DIRECTIVE: Select each line where the word "Also" appears.

— Start MATERIAL PROVIDED —

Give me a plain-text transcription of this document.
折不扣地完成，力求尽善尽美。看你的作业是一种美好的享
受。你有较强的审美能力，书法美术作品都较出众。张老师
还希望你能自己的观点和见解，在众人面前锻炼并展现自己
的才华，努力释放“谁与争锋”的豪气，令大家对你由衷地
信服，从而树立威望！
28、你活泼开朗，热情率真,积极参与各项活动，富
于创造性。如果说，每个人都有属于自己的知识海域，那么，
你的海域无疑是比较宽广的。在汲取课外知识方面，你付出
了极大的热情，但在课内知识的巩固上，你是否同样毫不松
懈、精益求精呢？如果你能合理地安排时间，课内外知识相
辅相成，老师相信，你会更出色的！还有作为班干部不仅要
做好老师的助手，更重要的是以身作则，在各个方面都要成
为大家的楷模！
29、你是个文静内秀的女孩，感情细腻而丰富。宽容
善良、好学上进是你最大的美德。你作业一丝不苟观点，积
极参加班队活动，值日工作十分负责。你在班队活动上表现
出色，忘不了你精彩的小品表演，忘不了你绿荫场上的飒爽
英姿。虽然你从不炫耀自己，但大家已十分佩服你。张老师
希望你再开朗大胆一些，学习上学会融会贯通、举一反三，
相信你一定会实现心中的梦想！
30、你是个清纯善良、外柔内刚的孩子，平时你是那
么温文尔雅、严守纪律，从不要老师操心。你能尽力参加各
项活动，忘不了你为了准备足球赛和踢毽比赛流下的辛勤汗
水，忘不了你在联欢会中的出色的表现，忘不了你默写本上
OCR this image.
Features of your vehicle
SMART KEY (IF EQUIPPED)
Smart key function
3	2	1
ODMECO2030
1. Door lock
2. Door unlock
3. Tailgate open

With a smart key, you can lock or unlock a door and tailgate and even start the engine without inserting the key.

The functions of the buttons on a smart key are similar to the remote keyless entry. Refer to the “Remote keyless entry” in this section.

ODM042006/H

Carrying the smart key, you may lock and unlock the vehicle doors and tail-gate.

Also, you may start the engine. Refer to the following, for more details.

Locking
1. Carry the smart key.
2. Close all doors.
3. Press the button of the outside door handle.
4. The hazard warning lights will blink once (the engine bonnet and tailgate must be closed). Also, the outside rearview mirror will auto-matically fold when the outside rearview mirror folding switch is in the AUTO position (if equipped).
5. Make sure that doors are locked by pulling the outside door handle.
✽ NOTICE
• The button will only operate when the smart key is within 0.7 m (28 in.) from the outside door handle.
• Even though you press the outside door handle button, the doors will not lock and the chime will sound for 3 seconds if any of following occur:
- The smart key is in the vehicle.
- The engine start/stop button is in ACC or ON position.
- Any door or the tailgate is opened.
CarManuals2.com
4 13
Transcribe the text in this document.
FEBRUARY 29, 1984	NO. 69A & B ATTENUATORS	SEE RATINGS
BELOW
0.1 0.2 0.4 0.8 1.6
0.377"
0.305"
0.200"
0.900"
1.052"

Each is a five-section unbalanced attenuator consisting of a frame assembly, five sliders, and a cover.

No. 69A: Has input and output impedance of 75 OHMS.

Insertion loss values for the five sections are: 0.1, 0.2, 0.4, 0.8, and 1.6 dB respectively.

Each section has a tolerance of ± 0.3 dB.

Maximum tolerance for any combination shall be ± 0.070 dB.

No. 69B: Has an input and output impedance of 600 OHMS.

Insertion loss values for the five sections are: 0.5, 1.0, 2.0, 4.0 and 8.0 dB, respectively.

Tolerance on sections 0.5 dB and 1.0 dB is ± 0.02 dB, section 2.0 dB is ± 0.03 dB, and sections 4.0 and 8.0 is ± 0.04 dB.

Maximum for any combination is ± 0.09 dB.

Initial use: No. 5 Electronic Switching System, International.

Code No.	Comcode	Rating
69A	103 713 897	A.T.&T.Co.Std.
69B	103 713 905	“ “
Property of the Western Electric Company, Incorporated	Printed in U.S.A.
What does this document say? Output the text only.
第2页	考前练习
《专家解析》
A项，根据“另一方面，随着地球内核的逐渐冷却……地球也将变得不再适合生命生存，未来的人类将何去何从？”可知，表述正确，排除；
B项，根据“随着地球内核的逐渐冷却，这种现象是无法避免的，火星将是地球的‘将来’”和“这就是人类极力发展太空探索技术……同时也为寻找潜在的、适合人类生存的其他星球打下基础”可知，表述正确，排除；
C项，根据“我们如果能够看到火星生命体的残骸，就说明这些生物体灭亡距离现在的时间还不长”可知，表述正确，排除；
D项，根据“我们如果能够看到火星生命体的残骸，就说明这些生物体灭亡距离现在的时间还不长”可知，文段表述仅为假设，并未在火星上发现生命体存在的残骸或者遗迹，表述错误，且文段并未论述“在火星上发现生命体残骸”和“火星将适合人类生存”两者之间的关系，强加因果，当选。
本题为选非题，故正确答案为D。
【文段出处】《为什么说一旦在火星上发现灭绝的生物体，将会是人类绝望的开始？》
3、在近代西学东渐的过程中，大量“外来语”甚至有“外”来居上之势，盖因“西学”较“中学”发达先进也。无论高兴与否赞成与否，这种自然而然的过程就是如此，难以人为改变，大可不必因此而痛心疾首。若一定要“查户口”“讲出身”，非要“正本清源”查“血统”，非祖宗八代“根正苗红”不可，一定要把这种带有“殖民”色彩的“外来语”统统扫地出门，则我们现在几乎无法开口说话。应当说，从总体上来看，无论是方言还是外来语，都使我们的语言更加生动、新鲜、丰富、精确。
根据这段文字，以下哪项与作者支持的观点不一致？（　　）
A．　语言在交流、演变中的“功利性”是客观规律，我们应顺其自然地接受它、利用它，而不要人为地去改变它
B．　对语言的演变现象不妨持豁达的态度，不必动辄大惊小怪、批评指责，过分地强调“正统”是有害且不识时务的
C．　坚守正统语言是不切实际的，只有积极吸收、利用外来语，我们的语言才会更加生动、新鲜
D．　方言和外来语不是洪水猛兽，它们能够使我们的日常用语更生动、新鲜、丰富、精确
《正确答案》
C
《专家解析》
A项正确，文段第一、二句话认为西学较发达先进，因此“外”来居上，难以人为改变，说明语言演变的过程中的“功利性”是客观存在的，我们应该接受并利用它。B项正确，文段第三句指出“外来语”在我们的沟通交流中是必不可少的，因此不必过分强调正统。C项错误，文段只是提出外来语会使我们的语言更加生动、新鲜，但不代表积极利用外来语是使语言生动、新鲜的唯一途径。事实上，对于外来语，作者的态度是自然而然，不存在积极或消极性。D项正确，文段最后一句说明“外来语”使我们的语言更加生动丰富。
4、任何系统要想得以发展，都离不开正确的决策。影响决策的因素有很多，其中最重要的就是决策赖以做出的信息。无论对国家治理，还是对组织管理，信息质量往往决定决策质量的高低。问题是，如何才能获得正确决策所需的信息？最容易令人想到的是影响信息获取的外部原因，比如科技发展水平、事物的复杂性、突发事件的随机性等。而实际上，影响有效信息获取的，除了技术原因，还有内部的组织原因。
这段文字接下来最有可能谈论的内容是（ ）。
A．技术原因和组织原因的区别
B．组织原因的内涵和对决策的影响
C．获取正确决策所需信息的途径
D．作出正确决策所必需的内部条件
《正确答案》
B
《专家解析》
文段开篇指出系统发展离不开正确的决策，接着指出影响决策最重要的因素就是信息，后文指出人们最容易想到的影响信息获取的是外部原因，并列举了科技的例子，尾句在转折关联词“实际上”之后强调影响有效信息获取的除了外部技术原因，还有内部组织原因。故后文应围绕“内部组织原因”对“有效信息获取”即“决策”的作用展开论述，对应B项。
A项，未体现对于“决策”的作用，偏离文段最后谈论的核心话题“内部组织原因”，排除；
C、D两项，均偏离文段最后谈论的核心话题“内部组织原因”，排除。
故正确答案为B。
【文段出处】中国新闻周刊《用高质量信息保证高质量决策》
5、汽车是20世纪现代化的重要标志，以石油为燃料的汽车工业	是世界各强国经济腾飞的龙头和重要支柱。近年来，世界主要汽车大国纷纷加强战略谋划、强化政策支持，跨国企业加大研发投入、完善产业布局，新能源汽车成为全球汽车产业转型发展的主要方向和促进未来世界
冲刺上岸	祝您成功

— End MATERIAL PROVIDED —

ANSWER TO THE TASK:
Also, you may start the engine. Refer to the following, for more details.
4. The hazard warning lights will blink once (the engine bonnet and tailgate must be closed). Also, the outside rearview mirror will auto-matically fold when the outside rearview mirror folding switch is in the AUTO position (if equipped).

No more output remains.